» What is expected
Quote the data below in full, please, without altering anything.

» Data to use
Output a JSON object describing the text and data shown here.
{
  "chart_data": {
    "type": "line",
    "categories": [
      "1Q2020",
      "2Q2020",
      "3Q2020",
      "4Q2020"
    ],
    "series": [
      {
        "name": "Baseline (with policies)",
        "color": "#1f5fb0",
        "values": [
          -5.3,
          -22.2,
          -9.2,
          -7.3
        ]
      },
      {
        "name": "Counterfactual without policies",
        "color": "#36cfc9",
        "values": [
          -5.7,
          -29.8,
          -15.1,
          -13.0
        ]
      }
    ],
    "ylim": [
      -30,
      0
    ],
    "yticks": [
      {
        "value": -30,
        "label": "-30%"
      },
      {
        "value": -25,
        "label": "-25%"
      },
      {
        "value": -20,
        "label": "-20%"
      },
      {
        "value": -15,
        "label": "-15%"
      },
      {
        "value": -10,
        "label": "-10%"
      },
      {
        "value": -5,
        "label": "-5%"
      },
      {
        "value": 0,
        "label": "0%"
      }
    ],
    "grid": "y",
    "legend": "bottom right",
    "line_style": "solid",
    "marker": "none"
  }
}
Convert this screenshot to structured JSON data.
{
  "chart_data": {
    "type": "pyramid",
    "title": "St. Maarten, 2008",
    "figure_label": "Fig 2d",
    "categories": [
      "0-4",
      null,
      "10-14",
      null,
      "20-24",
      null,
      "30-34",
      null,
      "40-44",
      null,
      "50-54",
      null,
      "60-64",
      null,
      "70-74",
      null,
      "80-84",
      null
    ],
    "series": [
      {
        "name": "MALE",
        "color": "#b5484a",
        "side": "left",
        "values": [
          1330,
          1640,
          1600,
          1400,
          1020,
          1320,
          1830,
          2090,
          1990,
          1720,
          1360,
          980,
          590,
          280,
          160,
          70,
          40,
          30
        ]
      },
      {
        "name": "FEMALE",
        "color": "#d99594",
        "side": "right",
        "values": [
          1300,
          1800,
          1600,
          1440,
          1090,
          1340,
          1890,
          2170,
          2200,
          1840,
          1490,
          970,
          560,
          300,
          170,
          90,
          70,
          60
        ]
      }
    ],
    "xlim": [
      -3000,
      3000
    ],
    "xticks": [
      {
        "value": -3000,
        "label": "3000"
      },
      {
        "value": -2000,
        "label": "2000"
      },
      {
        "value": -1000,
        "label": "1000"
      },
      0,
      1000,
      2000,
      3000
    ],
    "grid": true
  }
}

» Correct response
Output a JSON object describing the text and data shown here.
{
  "chart_data": {
    "type": "line",
    "categories": [
      "1Q2020",
      "2Q2020",
      "3Q2020",
      "4Q2020"
    ],
    "series": [
      {
        "name": "Baseline (with policies)",
        "color": "#1f5fb0",
        "values": [
          -5.3,
          -22.2,
          -9.2,
          -7.3
        ]
      },
      {
        "name": "Counterfactual without policies",
        "color": "#36cfc9",
        "values": [
          -5.7,
          -29.8,
          -15.1,
          -13.0
        ]
      }
    ],
    "ylim": [
      -30,
      0
    ],
    "yticks": [
      {
        "value": -30,
        "label": "-30%"
      },
      {
        "value": -25,
        "label": "-25%"
      },
      {
        "value": -20,
        "label": "-20%"
      },
      {
        "value": -15,
        "label": "-15%"
      },
      {
        "value": -10,
        "label": "-10%"
      },
      {
        "value": -5,
        "label": "-5%"
      },
      {
        "value": 0,
        "label": "0%"
      }
    ],
    "grid": "y",
    "legend": "bottom right",
    "line_style": "solid",
    "marker": "none"
  }
}
Convert this screenshot to structured JSON data.
{
  "chart_data": {
    "type": "pyramid",
    "title": "St. Maarten, 2008",
    "figure_label": "Fig 2d",
    "categories": [
      "0-4",
      null,
      "10-14",
      null,
      "20-24",
      null,
      "30-34",
      null,
      "40-44",
      null,
      "50-54",
      null,
      "60-64",
      null,
      "70-74",
      null,
      "80-84",
      null
    ],
    "series": [
      {
        "name": "MALE",
        "color": "#b5484a",
        "side": "left",
        "values": [
          1330,
          1640,
          1600,
          1400,
          1020,
          1320,
          1830,
          2090,
          1990,
          1720,
          1360,
          980,
          590,
          280,
          160,
          70,
          40,
          30
        ]
      },
      {
        "name": "FEMALE",
        "color": "#d99594",
        "side": "right",
        "values": [
          1300,
          1800,
          1600,
          1440,
          1090,
          1340,
          1890,
          2170,
          2200,
          1840,
          1490,
          970,
          560,
          300,
          170,
          90,
          70,
          60
        ]
      }
    ],
    "xlim": [
      -3000,
      3000
    ],
    "xticks": [
      {
        "value": -3000,
        "label": "3000"
      },
      {
        "value": -2000,
        "label": "2000"
      },
      {
        "value": -1000,
        "label": "1000"
      },
      0,
      1000,
      2000,
      3000
    ],
    "grid": true
  }
}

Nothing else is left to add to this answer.